Data entries:
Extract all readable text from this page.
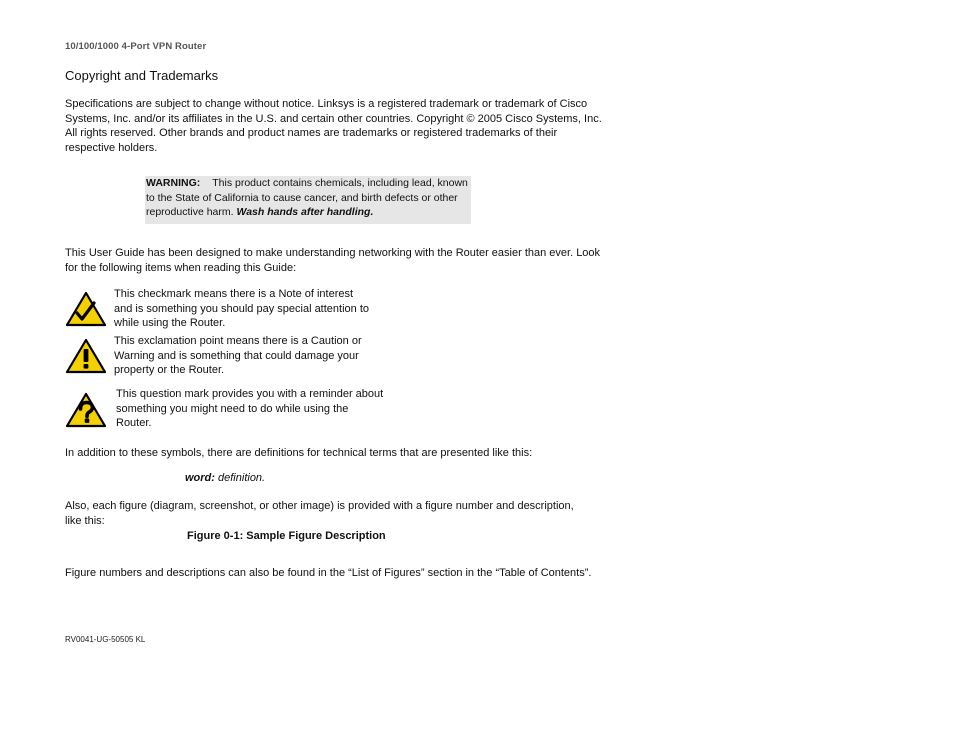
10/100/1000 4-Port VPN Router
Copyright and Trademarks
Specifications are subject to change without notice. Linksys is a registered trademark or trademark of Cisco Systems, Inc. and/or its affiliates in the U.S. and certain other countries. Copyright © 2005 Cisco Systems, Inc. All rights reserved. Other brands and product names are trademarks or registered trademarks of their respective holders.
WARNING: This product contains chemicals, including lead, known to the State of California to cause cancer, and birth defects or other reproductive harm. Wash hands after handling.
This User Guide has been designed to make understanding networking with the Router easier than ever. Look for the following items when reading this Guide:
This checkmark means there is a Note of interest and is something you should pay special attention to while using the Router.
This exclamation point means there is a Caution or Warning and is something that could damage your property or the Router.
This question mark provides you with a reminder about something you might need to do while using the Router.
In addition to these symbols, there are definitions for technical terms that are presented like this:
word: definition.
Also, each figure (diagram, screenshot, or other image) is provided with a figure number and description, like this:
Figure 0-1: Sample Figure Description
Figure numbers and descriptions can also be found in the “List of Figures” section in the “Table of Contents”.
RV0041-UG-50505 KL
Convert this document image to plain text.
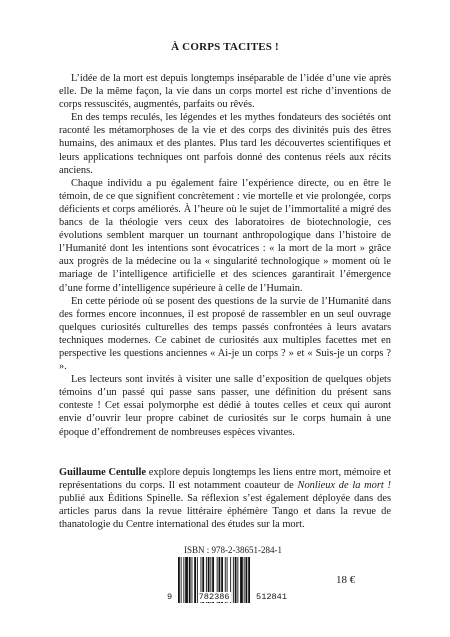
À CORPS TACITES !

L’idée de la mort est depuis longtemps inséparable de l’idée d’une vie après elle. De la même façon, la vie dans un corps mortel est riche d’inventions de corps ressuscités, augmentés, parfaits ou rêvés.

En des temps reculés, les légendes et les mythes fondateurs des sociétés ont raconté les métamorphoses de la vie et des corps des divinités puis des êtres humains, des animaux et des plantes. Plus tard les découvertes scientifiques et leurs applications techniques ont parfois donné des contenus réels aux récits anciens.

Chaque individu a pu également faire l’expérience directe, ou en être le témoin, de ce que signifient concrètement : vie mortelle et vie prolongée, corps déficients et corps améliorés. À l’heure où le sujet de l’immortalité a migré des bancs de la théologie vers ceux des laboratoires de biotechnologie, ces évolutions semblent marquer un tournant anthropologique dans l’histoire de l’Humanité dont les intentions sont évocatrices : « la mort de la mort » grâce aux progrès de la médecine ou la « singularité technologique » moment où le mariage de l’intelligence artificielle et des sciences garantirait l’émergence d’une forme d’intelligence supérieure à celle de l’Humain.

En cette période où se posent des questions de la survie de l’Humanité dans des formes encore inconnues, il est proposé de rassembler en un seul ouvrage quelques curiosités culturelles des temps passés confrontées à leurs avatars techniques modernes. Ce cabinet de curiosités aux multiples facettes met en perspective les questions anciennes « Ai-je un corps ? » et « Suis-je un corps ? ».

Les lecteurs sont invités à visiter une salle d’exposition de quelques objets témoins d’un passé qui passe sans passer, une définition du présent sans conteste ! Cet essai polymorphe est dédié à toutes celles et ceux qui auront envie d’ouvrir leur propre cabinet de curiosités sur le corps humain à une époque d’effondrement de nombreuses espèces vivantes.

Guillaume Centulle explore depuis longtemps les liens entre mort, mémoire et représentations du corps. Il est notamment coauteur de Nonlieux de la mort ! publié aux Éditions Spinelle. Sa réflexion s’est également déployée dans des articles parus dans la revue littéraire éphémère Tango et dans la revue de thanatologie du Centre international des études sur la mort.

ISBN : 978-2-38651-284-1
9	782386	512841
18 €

---

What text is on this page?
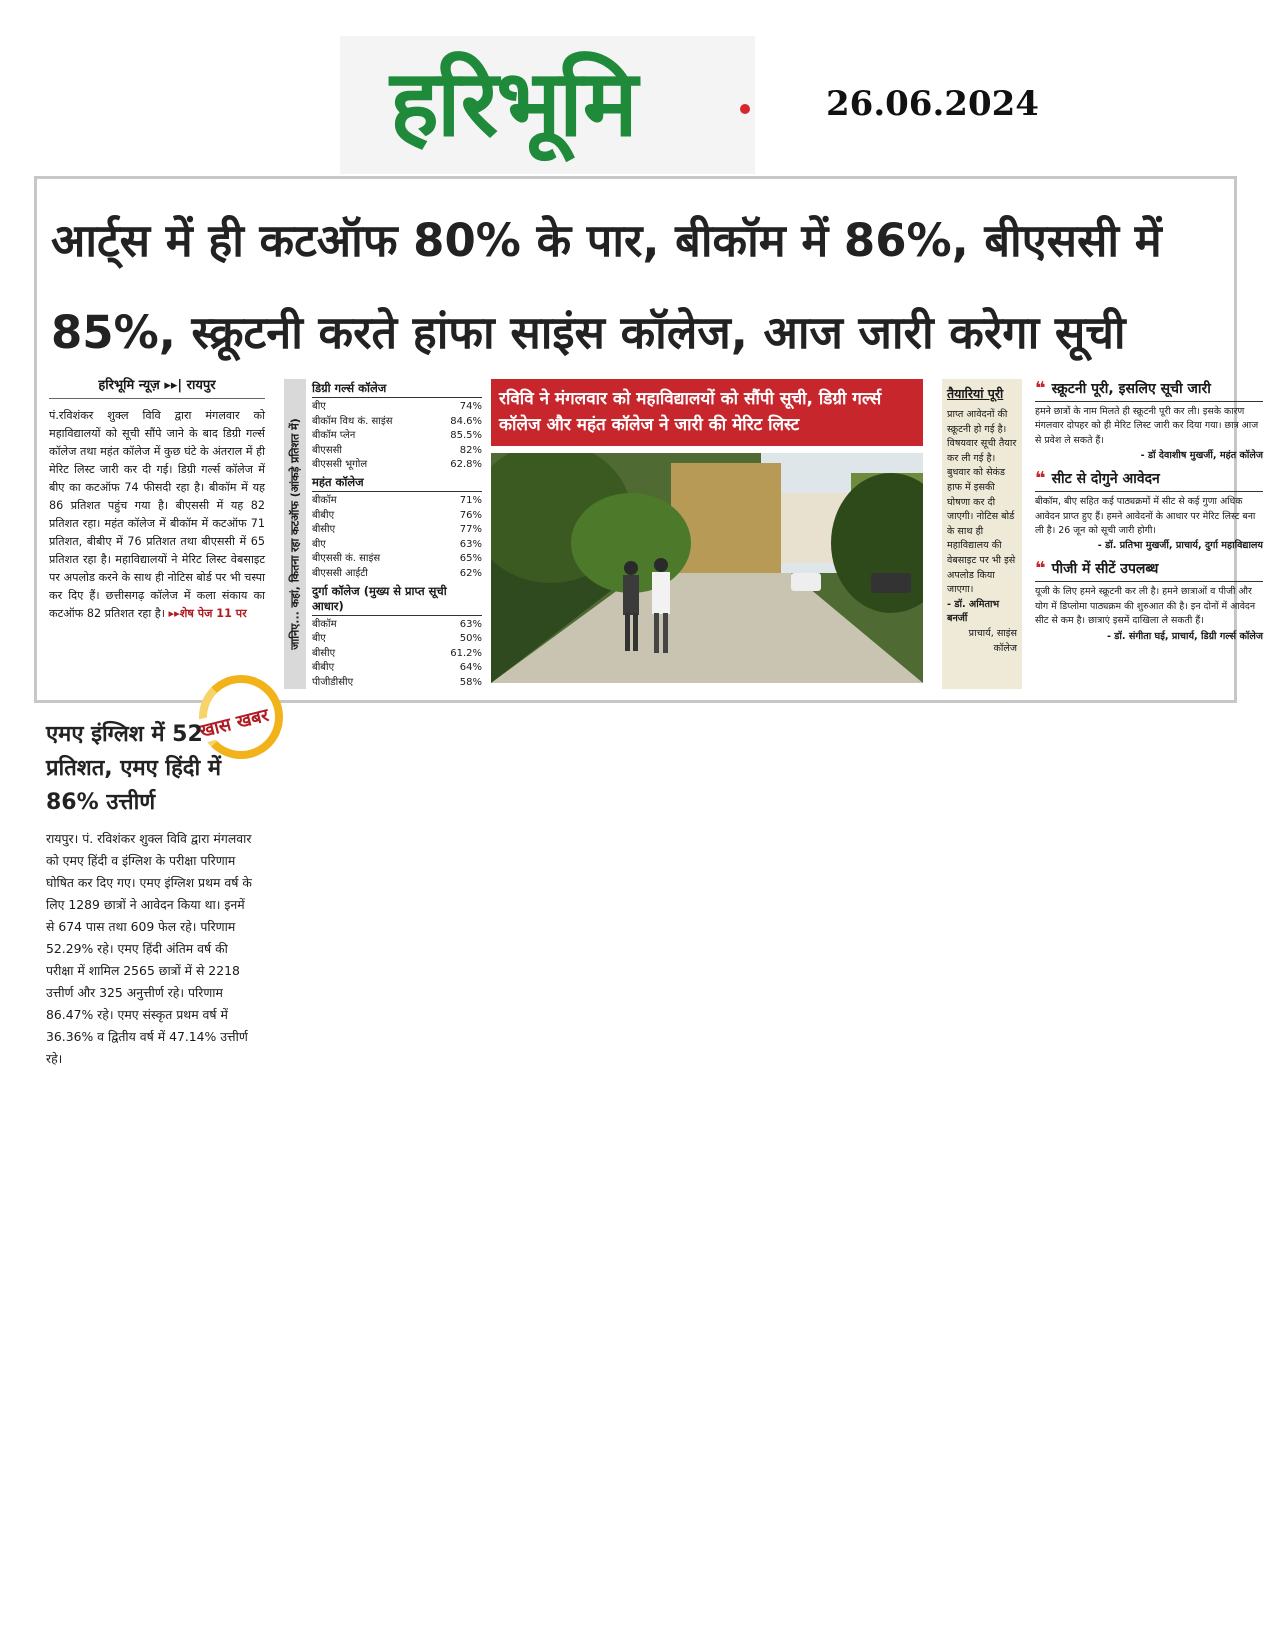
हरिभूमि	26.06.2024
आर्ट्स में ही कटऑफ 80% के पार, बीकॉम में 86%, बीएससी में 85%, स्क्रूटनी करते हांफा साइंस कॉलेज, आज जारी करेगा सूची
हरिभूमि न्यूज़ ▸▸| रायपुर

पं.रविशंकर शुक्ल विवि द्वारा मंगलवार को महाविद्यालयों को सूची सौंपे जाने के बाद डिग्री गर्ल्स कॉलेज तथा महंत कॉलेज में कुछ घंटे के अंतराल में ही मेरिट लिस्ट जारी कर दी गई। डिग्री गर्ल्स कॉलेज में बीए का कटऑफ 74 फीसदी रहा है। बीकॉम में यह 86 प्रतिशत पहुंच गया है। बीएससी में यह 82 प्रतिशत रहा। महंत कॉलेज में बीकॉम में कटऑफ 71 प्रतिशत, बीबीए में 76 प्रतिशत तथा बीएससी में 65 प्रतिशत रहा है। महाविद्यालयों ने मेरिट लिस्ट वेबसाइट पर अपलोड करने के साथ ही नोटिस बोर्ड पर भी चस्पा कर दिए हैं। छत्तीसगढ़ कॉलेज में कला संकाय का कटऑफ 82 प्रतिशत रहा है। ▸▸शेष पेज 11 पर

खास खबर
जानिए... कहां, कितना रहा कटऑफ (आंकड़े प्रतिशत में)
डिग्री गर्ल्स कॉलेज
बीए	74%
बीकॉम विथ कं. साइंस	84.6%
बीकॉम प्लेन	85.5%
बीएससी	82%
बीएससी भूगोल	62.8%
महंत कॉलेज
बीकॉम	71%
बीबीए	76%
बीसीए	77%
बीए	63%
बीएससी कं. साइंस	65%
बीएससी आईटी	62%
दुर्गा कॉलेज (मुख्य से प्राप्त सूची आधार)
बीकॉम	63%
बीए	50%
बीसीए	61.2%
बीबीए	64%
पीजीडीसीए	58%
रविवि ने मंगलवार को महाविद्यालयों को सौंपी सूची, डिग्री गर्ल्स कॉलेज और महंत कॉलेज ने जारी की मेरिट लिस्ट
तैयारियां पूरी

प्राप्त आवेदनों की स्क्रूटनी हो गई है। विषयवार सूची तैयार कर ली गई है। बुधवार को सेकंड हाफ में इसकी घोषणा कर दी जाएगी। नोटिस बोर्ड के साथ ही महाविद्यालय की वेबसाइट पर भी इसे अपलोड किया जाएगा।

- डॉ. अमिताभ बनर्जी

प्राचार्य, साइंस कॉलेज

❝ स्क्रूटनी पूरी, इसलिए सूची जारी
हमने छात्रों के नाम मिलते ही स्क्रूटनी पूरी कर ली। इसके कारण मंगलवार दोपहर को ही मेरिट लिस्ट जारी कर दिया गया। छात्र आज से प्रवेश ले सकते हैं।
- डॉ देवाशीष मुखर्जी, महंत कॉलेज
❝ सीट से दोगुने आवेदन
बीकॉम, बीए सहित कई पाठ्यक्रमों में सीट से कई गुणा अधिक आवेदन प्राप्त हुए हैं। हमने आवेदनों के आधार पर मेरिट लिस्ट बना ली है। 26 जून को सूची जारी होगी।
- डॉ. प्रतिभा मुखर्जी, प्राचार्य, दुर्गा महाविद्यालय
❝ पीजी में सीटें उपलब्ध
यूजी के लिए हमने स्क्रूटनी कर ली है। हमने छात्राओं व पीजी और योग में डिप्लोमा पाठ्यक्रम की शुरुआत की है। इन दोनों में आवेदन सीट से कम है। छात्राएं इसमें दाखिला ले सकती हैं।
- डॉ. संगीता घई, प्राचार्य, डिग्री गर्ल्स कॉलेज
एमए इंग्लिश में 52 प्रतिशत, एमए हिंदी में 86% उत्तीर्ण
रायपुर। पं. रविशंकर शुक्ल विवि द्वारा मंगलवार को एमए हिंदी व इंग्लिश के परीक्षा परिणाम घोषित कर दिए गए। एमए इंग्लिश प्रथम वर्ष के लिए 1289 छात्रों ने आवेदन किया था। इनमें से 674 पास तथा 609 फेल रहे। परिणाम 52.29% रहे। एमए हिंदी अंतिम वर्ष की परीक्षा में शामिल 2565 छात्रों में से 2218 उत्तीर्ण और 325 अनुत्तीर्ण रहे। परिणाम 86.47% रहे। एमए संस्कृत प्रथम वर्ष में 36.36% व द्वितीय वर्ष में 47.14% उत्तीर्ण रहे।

PROBLEM DETAILS. Determine the number of lines in the data that contain "Router" as a word or string, and state only that number.

RESPONSE BELOW. 5